Exercise description
For this exercise, repeat all of the material verbatim apart from its images.

Available data
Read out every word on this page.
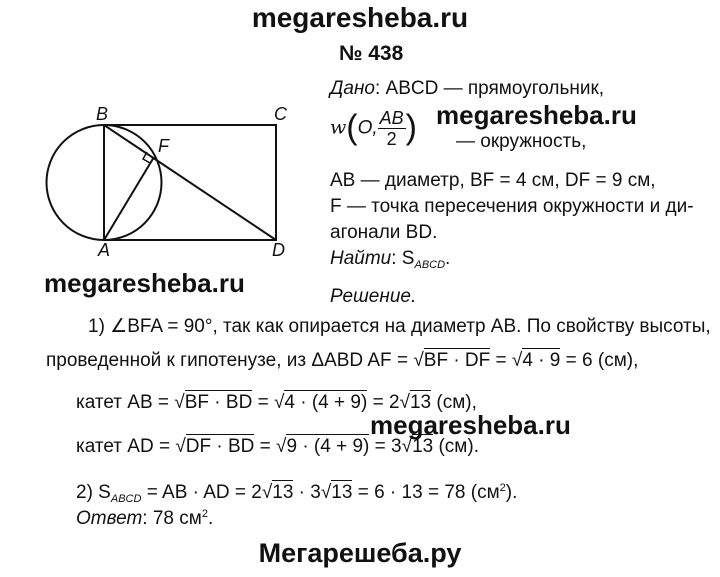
megaresheba.ru
megaresheba.ru
megaresheba.ru
megaresheba.ru
Мегарешеба.ру
№ 438
B	C
A	D
F
Дано: ABCD — прямоугольник,
w(O, $\frac{AB}{2}$ ) — окружность,
AB — диаметр, BF = 4 см, DF = 9 см,
F — точка пересечения окружности и ди-
агонали BD.
Найти: $S_{ABCD}$.
Решение.
1) ∠BFA = 90°, так как опирается на диаметр AB. По свойству высоты,
проведенной к гипотенузе, из ΔABD AF = √BF · DF = √4 · 9 = 6 (см),
катет AB = √BF · BD = √4 · (4 + 9) = 2√13 (см),
катет AD = √DF · BD = √9 · (4 + 9) = 3√13 (см).
2) $S_{ABCD}$ = AB · AD = 2√13 · 3√13 = 6 · 13 = 78 $(см^2)$.
Ответ: 78 $см^2$.
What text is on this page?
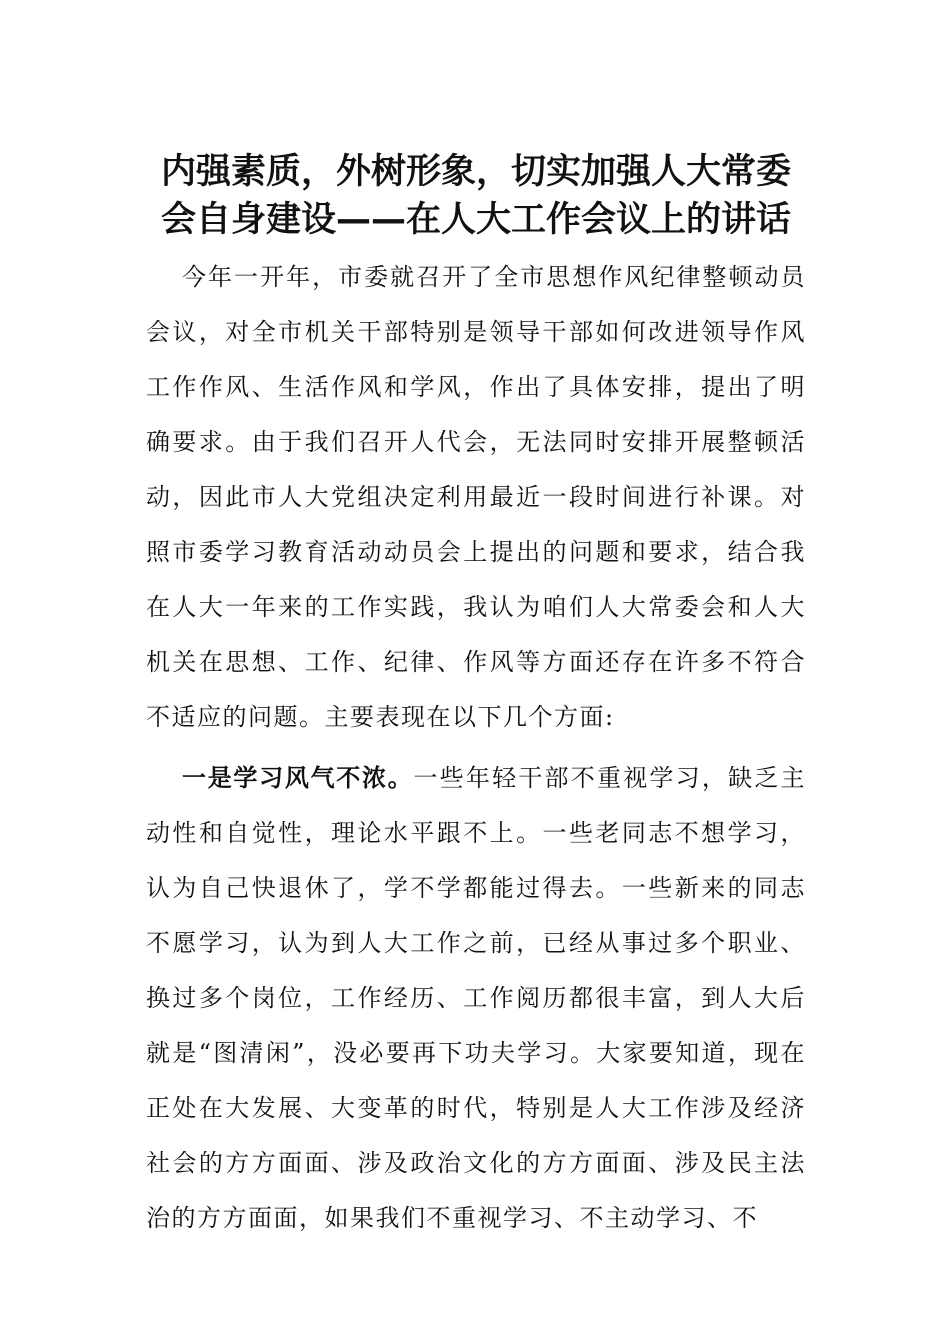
内强素质，外树形象，切实加强人大常委
会自身建设——在人大工作会议上的讲话

今年一开年，市委就召开了全市思想作风纪律整顿动员会议，对全市机关干部特别是领导干部如何改进领导作风工作作风、生活作风和学风，作出了具体安排，提出了明确要求。由于我们召开人代会，无法同时安排开展整顿活动，因此市人大党组决定利用最近一段时间进行补课。对照市委学习教育活动动员会上提出的问题和要求，结合我在人大一年来的工作实践，我认为咱们人大常委会和人大机关在思想、工作、纪律、作风等方面还存在许多不符合不适应的问题。主要表现在以下几个方面:

一是学习风气不浓。一些年轻干部不重视学习，缺乏主动性和自觉性，理论水平跟不上。一些老同志不想学习，认为自己快退休了，学不学都能过得去。一些新来的同志不愿学习，认为到人大工作之前，已经从事过多个职业、换过多个岗位，工作经历、工作阅历都很丰富，到人大后就是“图清闲”，没必要再下功夫学习。大家要知道，现在正处在大发展、大变革的时代，特别是人大工作涉及经济社会的方方面面、涉及政治文化的方方面面、涉及民主法治的方方面面，如果我们不重视学习、不主动学习、不
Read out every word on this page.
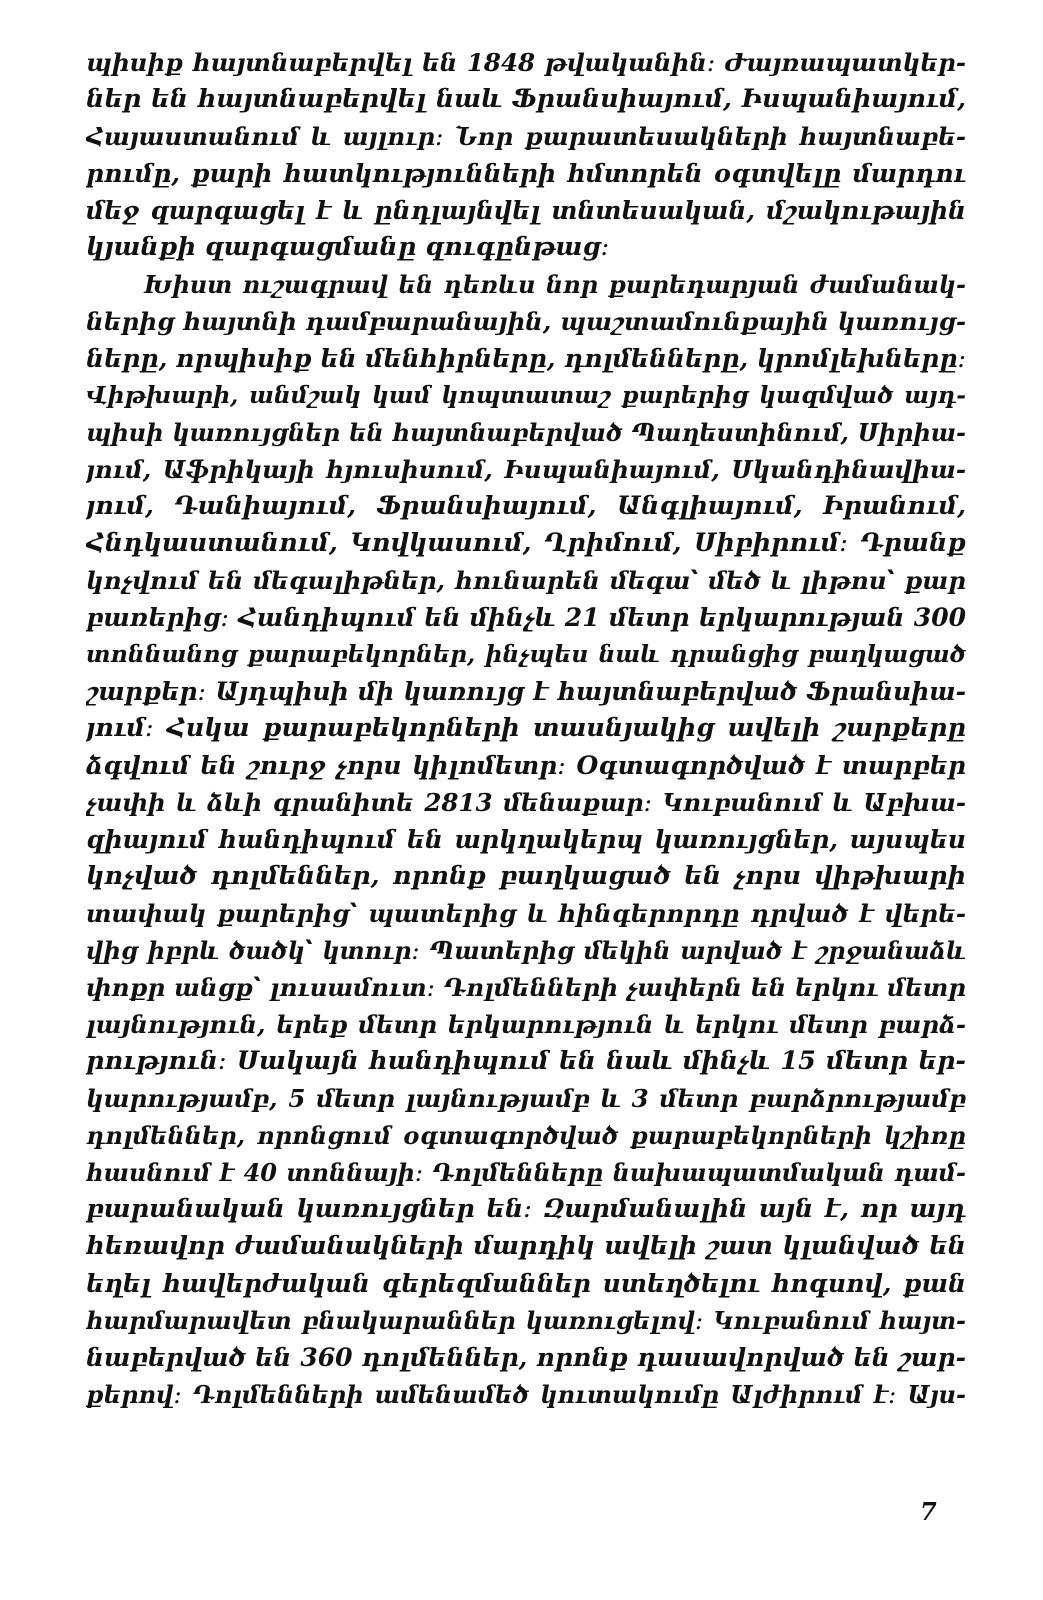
պիսիք հայտնաբերվել են 1848 թվականին։ Ժայռապատկեր-
ներ են հայտնաբերվել նաև Ֆրանսիայում, Իսպանիայում,
Հայաստանում և այլուր։ Նոր քարատեսակների հայտնաբե-
րումը, քարի հատկությունների հմտորեն օգտվելը մարդու
մեջ զարգացել է և ընդլայնվել տնտեսական, մշակութային
կյանքի զարգացմանը զուգընթաց։
Խիստ ուշագրավ են դեռևս նոր քարեդարյան ժամանակ-
ներից հայտնի դամբարանային, պաշտամունքային կառույց-
ները, որպիսիք են մենհիրները, դոլմենները, կրոմլեխները։
Վիթխարի, անմշակ կամ կոպտատաշ քարերից կազմված այդ-
պիսի կառույցներ են հայտնաբերված Պաղեստինում, Սիրիա-
յում, Աֆրիկայի հյուսիսում, Իսպանիայում, Սկանդինավիա-
յում, Դանիայում, Ֆրանսիայում, Անգլիայում, Իրանում,
Հնդկաստանում, Կովկասում, Ղրիմում, Սիբիրում։ Դրանք
կոչվում են մեգալիթներ, հունարեն մեգա՝ մեծ և լիթոս՝ քար
բառերից։ Հանդիպում են մինչև 21 մետր երկարության 300
տոննանոց քարաբեկորներ, ինչպես նաև դրանցից բաղկացած
շարքեր։ Այդպիսի մի կառույց է հայտնաբերված Ֆրանսիա-
յում։ Հսկա քարաբեկորների տասնյակից ավելի շարքերը
ձգվում են շուրջ չորս կիլոմետր։ Օգտագործված է տարբեր
չափի և ձևի գրանիտե 2813 մենաքար։ Կուբանում և Աբխա-
զիայում հանդիպում են արկղակերպ կառույցներ, այսպես
կոչված դոլմեններ, որոնք բաղկացած են չորս վիթխարի
տափակ քարերից՝ պատերից և հինգերորդը դրված է վերե-
վից իբրև ծածկ՝ կտուր։ Պատերից մեկին արված է շրջանաձև
փոքր անցք՝ լուսամուտ։ Դոլմենների չափերն են երկու մետր
լայնություն, երեք մետր երկարություն և երկու մետր բարձ-
րություն։ Սակայն հանդիպում են նաև մինչև 15 մետր եր-
կարությամբ, 5 մետր լայնությամբ և 3 մետր բարձրությամբ
դոլմեններ, որոնցում օգտագործված քարաբեկորների կշիռը
հասնում է 40 տոննայի։ Դոլմենները նախապատմական դամ-
բարանական կառույցներ են։ Զարմանալին այն է, որ այդ
հեռավոր ժամանակների մարդիկ ավելի շատ կլանված են
եղել հավերժական գերեզմաններ ստեղծելու հոգսով, քան
հարմարավետ բնակարաններ կառուցելով։ Կուբանում հայտ-
նաբերված են 360 դոլմեններ, որոնք դասավորված են շար-
քերով։ Դոլմենների ամենամեծ կուտակումը Ալժիրում է։ Այս-
7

Final result
Read out every word on this page.
megaresheba.ru
megaresheba.ru
megaresheba.ru
megaresheba.ru
Мегарешеба.ру
№ 438
B	C
A	D
F
Дано: ABCD — прямоугольник,
w(O, $\frac{AB}{2}$ ) — окружность,
AB — диаметр, BF = 4 см, DF = 9 см,
F — точка пересечения окружности и ди-
агонали BD.
Найти: $S_{ABCD}$.
Решение.
1) ∠BFA = 90°, так как опирается на диаметр AB. По свойству высоты,
проведенной к гипотенузе, из ΔABD AF = √BF · DF = √4 · 9 = 6 (см),
катет AB = √BF · BD = √4 · (4 + 9) = 2√13 (см),
катет AD = √DF · BD = √9 · (4 + 9) = 3√13 (см).
2) $S_{ABCD}$ = AB · AD = 2√13 · 3√13 = 6 · 13 = 78 $(см^2)$.
Ответ: 78 $см^2$.
What text is on this page?
内强素质，外树形象，切实加强人大常委
会自身建设——在人大工作会议上的讲话

今年一开年，市委就召开了全市思想作风纪律整顿动员会议，对全市机关干部特别是领导干部如何改进领导作风工作作风、生活作风和学风，作出了具体安排，提出了明确要求。由于我们召开人代会，无法同时安排开展整顿活动，因此市人大党组决定利用最近一段时间进行补课。对照市委学习教育活动动员会上提出的问题和要求，结合我在人大一年来的工作实践，我认为咱们人大常委会和人大机关在思想、工作、纪律、作风等方面还存在许多不符合不适应的问题。主要表现在以下几个方面:

一是学习风气不浓。一些年轻干部不重视学习，缺乏主动性和自觉性，理论水平跟不上。一些老同志不想学习，认为自己快退休了，学不学都能过得去。一些新来的同志不愿学习，认为到人大工作之前，已经从事过多个职业、换过多个岗位，工作经历、工作阅历都很丰富，到人大后就是“图清闲”，没必要再下功夫学习。大家要知道，现在正处在大发展、大变革的时代，特别是人大工作涉及经济社会的方方面面、涉及政治文化的方方面面、涉及民主法治的方方面面，如果我们不重视学习、不主动学习、不
Read out every word on this page.
պիսիք հայտնաբերվել են 1848 թվականին։ Ժայռապատկեր-
ներ են հայտնաբերվել նաև Ֆրանսիայում, Իսպանիայում,
Հայաստանում և այլուր։ Նոր քարատեսակների հայտնաբե-
րումը, քարի հատկությունների հմտորեն օգտվելը մարդու
մեջ զարգացել է և ընդլայնվել տնտեսական, մշակութային
կյանքի զարգացմանը զուգընթաց։
Խիստ ուշագրավ են դեռևս նոր քարեդարյան ժամանակ-
ներից հայտնի դամբարանային, պաշտամունքային կառույց-
ները, որպիսիք են մենհիրները, դոլմենները, կրոմլեխները։
Վիթխարի, անմշակ կամ կոպտատաշ քարերից կազմված այդ-
պիսի կառույցներ են հայտնաբերված Պաղեստինում, Սիրիա-
յում, Աֆրիկայի հյուսիսում, Իսպանիայում, Սկանդինավիա-
յում, Դանիայում, Ֆրանսիայում, Անգլիայում, Իրանում,
Հնդկաստանում, Կովկասում, Ղրիմում, Սիբիրում։ Դրանք
կոչվում են մեգալիթներ, հունարեն մեգա՝ մեծ և լիթոս՝ քար
բառերից։ Հանդիպում են մինչև 21 մետր երկարության 300
տոննանոց քարաբեկորներ, ինչպես նաև դրանցից բաղկացած
շարքեր։ Այդպիսի մի կառույց է հայտնաբերված Ֆրանսիա-
յում։ Հսկա քարաբեկորների տասնյակից ավելի շարքերը
ձգվում են շուրջ չորս կիլոմետր։ Օգտագործված է տարբեր
չափի և ձևի գրանիտե 2813 մենաքար։ Կուբանում և Աբխա-
զիայում հանդիպում են արկղակերպ կառույցներ, այսպես
կոչված դոլմեններ, որոնք բաղկացած են չորս վիթխարի
տափակ քարերից՝ պատերից և հինգերորդը դրված է վերե-
վից իբրև ծածկ՝ կտուր։ Պատերից մեկին արված է շրջանաձև
փոքր անցք՝ լուսամուտ։ Դոլմենների չափերն են երկու մետր
լայնություն, երեք մետր երկարություն և երկու մետր բարձ-
րություն։ Սակայն հանդիպում են նաև մինչև 15 մետր եր-
կարությամբ, 5 մետր լայնությամբ և 3 մետր բարձրությամբ
դոլմեններ, որոնցում օգտագործված քարաբեկորների կշիռը
հասնում է 40 տոննայի։ Դոլմենները նախապատմական դամ-
բարանական կառույցներ են։ Զարմանալին այն է, որ այդ
հեռավոր ժամանակների մարդիկ ավելի շատ կլանված են
եղել հավերժական գերեզմաններ ստեղծելու հոգսով, քան
հարմարավետ բնակարաններ կառուցելով։ Կուբանում հայտ-
նաբերված են 360 դոլմեններ, որոնք դասավորված են շար-
քերով։ Դոլմենների ամենամեծ կուտակումը Ալժիրում է։ Այս-
7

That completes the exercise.